Entries provided ->
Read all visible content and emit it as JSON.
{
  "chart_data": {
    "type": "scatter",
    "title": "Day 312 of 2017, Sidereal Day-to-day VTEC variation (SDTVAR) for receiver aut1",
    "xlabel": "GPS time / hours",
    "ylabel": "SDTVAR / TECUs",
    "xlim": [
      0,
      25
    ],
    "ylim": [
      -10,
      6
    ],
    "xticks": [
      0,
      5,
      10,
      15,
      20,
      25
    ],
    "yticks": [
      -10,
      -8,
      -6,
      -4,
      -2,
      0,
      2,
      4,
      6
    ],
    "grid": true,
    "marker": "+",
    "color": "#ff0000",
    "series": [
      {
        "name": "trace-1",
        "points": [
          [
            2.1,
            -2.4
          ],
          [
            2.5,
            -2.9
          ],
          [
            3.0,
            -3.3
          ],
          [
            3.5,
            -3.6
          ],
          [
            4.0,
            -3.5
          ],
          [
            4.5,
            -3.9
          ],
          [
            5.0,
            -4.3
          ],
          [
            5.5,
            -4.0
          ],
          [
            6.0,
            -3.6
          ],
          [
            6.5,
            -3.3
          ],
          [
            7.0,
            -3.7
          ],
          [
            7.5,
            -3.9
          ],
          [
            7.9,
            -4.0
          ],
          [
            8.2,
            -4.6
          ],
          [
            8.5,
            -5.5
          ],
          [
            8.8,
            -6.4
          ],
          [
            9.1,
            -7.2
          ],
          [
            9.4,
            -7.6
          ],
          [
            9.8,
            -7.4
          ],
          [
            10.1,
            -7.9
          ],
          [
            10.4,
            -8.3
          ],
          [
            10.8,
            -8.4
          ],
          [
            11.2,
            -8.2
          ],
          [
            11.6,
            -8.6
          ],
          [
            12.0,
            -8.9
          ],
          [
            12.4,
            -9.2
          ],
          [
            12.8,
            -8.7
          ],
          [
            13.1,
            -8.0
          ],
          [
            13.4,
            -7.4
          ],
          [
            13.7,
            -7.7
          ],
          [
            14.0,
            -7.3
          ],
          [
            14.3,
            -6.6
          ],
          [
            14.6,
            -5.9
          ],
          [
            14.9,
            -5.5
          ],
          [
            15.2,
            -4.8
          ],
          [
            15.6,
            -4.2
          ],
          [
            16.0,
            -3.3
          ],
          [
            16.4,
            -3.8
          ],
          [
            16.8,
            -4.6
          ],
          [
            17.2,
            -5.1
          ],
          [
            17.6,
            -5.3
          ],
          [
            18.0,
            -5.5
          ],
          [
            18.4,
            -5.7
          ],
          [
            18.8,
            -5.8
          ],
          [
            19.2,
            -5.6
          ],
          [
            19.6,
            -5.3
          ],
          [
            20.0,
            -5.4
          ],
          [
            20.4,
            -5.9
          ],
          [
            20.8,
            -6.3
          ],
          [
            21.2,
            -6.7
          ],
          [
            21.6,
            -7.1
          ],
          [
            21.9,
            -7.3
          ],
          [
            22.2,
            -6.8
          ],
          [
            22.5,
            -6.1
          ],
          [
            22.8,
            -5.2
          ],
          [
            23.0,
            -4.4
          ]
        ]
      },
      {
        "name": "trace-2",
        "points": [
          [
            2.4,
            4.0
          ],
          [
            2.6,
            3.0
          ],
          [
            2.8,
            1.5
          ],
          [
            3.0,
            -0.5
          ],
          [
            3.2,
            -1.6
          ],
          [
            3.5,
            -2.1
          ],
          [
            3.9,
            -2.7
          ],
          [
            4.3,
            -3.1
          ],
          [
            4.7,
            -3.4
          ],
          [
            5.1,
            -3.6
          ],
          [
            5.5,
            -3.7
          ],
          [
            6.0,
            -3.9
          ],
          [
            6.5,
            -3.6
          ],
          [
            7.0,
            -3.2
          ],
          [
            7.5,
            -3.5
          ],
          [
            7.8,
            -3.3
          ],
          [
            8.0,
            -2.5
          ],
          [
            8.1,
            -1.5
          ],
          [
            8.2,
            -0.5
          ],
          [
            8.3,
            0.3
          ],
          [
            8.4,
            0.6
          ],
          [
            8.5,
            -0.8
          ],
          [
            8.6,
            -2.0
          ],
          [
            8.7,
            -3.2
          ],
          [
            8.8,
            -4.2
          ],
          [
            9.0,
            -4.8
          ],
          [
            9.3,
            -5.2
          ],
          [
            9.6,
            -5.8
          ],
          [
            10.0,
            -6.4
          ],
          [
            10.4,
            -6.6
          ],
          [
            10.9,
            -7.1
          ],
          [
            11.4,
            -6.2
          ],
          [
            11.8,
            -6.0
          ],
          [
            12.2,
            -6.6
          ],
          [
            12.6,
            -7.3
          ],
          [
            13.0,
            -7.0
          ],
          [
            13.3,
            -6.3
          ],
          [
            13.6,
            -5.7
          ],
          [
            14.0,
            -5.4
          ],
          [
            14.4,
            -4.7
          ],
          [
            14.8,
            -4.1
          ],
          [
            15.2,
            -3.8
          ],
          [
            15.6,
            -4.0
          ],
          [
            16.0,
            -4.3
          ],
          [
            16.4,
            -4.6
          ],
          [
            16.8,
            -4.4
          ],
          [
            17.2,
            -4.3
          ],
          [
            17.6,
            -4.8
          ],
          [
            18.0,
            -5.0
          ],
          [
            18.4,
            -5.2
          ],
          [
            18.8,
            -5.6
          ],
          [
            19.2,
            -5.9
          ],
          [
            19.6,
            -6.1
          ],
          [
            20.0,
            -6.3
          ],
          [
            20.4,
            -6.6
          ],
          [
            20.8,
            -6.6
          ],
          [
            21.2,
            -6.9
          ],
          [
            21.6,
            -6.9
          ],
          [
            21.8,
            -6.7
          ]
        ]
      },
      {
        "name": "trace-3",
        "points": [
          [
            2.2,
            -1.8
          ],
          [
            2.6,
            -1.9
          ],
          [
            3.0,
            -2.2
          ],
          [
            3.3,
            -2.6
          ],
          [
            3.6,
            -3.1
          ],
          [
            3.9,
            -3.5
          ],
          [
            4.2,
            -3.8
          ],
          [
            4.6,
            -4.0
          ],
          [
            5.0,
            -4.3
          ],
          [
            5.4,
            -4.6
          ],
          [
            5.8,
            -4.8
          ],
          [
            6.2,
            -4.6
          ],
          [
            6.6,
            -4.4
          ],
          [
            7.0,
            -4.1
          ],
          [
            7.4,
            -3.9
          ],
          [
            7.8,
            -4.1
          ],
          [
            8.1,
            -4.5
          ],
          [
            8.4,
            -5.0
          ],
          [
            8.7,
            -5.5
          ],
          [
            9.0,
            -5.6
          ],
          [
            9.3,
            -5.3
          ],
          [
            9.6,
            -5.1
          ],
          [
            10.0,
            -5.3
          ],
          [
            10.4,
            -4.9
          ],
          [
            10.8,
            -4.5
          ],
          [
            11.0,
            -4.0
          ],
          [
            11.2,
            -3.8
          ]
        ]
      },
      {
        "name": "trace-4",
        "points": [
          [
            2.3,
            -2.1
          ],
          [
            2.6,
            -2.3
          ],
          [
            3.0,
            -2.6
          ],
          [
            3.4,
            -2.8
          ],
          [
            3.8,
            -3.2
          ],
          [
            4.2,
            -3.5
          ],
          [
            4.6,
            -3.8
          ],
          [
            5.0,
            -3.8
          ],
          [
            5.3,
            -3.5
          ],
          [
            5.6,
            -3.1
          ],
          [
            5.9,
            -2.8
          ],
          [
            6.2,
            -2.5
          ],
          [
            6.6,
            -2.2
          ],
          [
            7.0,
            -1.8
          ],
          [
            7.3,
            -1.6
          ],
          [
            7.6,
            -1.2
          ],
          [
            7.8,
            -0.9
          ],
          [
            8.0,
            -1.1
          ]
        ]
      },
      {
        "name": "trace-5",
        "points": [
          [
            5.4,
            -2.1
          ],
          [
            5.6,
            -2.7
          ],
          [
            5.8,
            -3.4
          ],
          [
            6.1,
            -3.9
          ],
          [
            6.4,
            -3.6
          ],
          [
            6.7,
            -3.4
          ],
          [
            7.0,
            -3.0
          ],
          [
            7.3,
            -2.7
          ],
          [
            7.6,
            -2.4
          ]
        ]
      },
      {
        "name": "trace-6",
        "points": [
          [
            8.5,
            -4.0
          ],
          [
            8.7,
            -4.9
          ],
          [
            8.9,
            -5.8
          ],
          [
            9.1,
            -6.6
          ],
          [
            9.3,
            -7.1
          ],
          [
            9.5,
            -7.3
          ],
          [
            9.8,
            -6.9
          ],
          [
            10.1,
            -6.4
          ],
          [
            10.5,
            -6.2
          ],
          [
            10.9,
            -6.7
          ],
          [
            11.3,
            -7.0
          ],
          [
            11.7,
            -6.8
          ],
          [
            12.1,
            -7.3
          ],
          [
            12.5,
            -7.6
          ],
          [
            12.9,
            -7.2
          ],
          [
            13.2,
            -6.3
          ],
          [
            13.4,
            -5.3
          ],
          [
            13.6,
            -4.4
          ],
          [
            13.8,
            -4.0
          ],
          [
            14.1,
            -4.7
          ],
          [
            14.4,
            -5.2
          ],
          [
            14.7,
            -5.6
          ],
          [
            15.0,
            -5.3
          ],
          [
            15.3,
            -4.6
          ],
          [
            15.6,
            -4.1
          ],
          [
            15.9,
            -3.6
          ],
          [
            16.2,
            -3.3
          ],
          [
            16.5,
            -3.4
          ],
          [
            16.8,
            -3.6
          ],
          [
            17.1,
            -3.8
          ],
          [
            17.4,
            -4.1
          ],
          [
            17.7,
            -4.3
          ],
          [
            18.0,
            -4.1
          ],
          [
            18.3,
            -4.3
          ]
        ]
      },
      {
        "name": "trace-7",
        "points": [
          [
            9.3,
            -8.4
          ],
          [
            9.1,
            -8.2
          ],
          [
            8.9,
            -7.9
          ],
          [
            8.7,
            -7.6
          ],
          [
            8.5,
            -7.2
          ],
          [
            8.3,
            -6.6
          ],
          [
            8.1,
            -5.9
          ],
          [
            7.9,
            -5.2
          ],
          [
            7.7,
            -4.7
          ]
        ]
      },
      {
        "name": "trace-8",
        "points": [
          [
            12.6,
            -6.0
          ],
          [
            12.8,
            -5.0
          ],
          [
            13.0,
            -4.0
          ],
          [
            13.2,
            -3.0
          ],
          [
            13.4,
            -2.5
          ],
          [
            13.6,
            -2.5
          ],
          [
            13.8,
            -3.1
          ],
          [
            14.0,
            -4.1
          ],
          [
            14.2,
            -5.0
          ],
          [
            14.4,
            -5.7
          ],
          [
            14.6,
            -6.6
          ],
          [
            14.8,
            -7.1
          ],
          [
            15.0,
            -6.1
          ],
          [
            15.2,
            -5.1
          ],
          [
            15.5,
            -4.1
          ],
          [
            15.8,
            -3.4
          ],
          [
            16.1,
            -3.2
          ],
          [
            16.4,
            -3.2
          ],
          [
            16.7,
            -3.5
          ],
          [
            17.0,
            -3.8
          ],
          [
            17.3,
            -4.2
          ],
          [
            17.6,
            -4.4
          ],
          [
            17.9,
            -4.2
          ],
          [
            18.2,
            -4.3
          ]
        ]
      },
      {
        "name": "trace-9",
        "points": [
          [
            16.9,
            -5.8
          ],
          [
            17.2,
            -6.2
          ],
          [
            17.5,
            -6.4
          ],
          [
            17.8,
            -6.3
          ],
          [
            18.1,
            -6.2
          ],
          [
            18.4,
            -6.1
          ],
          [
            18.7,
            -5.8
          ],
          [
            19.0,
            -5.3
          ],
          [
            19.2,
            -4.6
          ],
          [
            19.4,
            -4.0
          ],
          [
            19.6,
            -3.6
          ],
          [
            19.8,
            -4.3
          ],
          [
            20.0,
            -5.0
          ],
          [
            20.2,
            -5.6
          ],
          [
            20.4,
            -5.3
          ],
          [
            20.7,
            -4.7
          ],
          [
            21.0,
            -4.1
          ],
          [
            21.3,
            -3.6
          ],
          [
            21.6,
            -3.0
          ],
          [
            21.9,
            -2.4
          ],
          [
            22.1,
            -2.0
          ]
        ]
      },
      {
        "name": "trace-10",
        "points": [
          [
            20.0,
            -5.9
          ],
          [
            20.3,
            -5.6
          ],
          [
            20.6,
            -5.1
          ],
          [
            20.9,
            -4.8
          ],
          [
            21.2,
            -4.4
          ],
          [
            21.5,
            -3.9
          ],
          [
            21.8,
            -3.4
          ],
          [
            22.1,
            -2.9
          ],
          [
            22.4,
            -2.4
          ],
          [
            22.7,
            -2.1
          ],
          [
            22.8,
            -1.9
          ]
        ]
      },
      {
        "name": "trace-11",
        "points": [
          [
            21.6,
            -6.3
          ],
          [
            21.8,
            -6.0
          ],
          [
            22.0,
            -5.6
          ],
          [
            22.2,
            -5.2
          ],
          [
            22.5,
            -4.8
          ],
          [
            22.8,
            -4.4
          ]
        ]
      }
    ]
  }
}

Problem statement -> Establish how many lines of the material above hold the word "SDTVAR". Nothing but the count should be returned.

Exercise output -> 2